**Instruction**.
Copy out each line of the material below that holds the string "name".

[Excerpts from a figure dataset]
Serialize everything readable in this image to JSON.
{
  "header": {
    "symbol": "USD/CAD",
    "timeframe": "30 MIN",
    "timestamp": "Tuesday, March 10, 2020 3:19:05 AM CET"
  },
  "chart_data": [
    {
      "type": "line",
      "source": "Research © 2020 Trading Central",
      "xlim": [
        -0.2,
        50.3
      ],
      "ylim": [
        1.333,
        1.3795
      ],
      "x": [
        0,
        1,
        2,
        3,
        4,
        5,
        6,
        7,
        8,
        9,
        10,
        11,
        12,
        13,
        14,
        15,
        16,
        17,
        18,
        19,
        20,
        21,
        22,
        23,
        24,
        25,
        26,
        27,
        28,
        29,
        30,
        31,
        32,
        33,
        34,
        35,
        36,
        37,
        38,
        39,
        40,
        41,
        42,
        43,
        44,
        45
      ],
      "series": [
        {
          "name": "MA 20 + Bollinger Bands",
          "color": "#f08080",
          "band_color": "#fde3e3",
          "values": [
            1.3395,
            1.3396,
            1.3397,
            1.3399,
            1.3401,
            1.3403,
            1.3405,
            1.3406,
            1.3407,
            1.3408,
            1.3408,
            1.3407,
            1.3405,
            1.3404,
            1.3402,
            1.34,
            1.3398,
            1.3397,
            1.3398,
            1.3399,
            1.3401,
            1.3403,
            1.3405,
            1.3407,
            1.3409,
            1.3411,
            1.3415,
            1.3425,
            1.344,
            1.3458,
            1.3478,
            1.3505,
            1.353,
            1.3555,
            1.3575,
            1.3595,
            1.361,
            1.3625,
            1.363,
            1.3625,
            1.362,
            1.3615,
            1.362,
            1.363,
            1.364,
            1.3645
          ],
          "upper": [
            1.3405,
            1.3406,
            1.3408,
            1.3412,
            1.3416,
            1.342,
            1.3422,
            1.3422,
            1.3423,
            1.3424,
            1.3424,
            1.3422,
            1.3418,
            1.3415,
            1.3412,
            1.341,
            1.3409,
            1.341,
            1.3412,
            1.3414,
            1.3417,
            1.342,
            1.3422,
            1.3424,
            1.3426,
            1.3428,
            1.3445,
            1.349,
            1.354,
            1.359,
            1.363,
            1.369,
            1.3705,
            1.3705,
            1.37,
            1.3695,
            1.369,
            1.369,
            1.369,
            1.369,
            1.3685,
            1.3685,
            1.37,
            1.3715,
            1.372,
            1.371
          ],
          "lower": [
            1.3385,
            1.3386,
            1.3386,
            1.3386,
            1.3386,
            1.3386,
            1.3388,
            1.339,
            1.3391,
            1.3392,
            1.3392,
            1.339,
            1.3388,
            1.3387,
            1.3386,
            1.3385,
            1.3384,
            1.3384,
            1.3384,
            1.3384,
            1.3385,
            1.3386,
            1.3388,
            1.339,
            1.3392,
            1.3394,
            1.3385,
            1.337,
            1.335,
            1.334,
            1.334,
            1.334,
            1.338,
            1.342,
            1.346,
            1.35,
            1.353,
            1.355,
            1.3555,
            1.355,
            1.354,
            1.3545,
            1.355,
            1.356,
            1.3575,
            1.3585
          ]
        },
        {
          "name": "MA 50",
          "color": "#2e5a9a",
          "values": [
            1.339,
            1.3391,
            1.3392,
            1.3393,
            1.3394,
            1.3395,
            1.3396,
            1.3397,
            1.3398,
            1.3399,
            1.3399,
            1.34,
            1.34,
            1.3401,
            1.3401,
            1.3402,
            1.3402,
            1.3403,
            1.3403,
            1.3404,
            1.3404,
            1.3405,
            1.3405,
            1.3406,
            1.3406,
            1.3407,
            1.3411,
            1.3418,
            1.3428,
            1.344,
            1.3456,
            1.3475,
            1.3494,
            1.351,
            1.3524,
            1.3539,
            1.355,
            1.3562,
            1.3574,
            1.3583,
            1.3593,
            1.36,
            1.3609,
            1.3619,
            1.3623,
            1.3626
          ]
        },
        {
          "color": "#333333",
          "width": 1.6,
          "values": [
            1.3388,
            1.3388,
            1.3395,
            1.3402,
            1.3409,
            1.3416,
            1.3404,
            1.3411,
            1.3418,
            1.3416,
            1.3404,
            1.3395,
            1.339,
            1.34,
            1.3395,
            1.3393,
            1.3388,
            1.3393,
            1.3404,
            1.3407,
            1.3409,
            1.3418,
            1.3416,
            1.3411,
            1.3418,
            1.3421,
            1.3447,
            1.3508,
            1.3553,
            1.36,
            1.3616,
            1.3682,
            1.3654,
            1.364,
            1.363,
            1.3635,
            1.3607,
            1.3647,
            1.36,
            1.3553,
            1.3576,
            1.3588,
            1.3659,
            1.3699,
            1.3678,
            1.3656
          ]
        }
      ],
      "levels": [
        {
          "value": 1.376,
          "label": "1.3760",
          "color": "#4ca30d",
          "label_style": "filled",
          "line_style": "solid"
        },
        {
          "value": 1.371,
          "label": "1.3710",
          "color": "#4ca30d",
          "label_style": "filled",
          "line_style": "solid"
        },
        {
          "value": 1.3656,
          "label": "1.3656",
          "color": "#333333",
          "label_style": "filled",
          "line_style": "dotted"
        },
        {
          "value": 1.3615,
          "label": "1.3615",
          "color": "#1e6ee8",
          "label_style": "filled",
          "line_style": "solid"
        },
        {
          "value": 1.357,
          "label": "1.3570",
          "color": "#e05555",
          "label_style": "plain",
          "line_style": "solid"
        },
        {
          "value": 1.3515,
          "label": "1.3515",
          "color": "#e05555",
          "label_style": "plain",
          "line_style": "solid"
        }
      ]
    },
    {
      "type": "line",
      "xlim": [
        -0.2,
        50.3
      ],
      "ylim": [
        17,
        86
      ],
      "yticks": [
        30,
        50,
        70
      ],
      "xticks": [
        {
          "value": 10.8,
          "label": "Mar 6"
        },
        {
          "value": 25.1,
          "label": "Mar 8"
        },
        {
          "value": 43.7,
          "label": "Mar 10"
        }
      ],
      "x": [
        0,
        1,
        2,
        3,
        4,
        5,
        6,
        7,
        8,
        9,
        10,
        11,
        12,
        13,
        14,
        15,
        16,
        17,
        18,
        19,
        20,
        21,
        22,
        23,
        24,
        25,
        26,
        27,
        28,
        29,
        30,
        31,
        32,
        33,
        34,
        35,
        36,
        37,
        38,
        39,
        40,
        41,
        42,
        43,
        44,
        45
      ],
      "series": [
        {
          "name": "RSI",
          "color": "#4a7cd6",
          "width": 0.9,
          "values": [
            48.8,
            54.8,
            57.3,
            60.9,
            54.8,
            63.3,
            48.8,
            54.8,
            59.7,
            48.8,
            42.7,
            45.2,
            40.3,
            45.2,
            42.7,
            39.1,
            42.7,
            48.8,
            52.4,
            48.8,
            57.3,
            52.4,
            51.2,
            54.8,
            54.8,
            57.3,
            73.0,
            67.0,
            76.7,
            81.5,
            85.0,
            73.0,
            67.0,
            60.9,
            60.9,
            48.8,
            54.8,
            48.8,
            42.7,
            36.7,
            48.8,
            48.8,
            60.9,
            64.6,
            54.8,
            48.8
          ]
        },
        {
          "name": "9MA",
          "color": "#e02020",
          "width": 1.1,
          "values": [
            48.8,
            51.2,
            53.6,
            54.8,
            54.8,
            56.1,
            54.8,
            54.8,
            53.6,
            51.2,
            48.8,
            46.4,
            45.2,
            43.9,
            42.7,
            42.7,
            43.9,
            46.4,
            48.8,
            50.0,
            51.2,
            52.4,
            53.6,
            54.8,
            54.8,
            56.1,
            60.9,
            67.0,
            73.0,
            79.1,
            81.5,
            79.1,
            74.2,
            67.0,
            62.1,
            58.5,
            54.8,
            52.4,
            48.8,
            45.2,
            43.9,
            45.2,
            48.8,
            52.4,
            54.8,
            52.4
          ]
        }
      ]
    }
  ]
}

**Task answer**.
          "name": "MA 20 + Bollinger Bands",
          "name": "MA 50",
          "name": "RSI",
          "name": "9MA",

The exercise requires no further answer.